--- start of Data excerpts ---

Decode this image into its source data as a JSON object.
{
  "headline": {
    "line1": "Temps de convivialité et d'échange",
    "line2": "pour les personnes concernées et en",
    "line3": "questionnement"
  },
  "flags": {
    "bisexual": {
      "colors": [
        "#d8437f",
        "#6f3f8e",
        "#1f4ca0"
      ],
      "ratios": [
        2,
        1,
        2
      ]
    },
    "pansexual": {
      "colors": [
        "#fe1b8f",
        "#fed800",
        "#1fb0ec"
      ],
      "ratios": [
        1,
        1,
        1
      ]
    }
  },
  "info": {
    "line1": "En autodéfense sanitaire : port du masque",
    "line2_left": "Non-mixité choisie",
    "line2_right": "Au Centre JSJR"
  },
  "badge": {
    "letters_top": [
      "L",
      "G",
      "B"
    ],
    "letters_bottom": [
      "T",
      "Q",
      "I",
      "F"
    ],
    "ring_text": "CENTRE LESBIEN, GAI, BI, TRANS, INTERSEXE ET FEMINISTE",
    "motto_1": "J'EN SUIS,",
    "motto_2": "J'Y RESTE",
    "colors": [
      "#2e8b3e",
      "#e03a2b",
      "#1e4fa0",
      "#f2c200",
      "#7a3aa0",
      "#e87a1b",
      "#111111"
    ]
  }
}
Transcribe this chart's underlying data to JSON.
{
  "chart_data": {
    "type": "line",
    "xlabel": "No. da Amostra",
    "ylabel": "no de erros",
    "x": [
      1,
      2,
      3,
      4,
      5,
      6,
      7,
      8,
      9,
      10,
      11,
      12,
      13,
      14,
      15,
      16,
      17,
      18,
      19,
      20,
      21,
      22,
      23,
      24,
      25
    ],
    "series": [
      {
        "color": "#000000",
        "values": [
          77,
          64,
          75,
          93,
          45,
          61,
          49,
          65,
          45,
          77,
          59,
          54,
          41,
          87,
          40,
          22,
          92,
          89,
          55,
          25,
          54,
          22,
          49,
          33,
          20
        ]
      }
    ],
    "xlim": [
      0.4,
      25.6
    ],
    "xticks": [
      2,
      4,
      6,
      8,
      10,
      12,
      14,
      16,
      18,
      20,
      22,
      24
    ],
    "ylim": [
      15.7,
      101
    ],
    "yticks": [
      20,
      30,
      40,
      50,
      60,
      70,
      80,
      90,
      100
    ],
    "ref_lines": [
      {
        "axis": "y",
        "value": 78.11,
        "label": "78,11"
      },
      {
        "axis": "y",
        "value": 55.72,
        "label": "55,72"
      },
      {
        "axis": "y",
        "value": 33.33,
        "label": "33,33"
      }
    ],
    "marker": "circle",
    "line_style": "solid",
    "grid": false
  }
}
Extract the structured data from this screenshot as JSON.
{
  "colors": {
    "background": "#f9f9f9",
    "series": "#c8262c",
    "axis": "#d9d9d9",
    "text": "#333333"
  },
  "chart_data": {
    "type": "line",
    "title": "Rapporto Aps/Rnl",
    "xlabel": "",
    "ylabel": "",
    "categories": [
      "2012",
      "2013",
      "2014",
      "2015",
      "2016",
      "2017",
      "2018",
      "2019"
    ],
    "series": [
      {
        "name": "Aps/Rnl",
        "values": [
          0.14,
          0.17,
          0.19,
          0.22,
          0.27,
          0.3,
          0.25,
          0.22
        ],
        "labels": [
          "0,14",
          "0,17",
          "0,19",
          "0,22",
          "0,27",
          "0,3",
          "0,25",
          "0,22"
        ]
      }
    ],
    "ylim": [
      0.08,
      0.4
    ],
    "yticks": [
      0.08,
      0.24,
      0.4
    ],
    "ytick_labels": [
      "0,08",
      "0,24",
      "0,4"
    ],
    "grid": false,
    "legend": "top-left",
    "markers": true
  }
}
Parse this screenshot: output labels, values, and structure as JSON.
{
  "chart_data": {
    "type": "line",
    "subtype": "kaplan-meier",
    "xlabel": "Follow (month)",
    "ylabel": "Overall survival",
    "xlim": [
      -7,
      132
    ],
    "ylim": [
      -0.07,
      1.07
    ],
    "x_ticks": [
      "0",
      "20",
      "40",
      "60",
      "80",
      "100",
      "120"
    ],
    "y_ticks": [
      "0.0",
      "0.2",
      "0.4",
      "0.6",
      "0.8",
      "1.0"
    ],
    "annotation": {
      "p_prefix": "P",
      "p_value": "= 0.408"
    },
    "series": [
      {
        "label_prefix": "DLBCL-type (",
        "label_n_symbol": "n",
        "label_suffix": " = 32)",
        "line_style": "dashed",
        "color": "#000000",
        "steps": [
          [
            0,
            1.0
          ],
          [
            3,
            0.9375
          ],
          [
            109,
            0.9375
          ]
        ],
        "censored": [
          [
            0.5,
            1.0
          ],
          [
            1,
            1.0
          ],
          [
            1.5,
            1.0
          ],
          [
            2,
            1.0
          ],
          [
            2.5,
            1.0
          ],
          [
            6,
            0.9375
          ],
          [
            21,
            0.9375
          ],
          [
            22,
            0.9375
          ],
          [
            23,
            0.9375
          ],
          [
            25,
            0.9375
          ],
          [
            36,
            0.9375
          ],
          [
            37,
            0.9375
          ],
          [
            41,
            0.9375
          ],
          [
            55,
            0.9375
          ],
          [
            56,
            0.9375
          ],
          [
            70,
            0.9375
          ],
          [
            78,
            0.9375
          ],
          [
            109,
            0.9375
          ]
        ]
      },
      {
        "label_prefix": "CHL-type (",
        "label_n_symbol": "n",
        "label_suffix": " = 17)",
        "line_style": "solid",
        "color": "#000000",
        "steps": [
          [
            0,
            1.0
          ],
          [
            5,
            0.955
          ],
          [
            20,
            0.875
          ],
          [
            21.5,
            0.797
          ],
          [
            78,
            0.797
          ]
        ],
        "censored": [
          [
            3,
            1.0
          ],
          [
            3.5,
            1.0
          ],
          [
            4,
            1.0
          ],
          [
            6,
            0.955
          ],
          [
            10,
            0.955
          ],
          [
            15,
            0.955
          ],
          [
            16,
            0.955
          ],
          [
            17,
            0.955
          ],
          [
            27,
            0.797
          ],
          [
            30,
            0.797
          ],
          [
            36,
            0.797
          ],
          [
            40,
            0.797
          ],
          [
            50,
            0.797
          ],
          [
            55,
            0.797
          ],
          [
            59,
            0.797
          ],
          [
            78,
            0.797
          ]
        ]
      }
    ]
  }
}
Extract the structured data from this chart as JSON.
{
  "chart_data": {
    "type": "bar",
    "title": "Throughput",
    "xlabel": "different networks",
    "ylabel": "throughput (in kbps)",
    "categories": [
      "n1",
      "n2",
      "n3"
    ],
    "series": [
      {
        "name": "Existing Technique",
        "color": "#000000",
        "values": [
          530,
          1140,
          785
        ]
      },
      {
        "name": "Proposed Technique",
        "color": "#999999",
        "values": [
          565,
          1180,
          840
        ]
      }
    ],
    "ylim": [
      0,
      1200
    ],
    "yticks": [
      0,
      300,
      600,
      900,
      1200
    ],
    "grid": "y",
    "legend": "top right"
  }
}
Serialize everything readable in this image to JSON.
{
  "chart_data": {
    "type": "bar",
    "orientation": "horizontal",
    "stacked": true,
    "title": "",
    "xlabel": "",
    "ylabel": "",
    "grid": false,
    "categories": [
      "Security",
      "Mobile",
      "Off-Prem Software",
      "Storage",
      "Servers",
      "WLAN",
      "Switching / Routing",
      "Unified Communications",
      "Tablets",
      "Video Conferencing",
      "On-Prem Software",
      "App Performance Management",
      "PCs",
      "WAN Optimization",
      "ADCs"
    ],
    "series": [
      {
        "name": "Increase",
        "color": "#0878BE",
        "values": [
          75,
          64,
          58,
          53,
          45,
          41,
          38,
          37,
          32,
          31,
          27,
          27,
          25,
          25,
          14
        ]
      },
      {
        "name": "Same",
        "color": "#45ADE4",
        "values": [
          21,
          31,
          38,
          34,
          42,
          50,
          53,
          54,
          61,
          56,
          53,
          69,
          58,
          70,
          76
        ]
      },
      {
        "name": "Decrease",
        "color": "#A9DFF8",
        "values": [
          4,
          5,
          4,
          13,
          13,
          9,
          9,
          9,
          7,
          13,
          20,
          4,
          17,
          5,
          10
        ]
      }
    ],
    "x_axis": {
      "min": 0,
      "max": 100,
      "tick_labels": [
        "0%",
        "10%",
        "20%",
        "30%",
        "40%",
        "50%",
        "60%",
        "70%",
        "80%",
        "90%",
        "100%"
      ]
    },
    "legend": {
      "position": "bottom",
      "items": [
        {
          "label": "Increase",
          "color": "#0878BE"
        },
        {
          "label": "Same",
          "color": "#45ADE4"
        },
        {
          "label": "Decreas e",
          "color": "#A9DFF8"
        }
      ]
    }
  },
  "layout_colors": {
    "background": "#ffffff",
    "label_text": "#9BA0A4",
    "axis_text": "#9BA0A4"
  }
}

--- end of Data excerpts ---

§ Set exercise: Pick out and copy the lines of the entries that hold the string "title".

§ Answer:
    "title": "Rapporto Aps/Rnl",
    "title": "Throughput",
    "title": "",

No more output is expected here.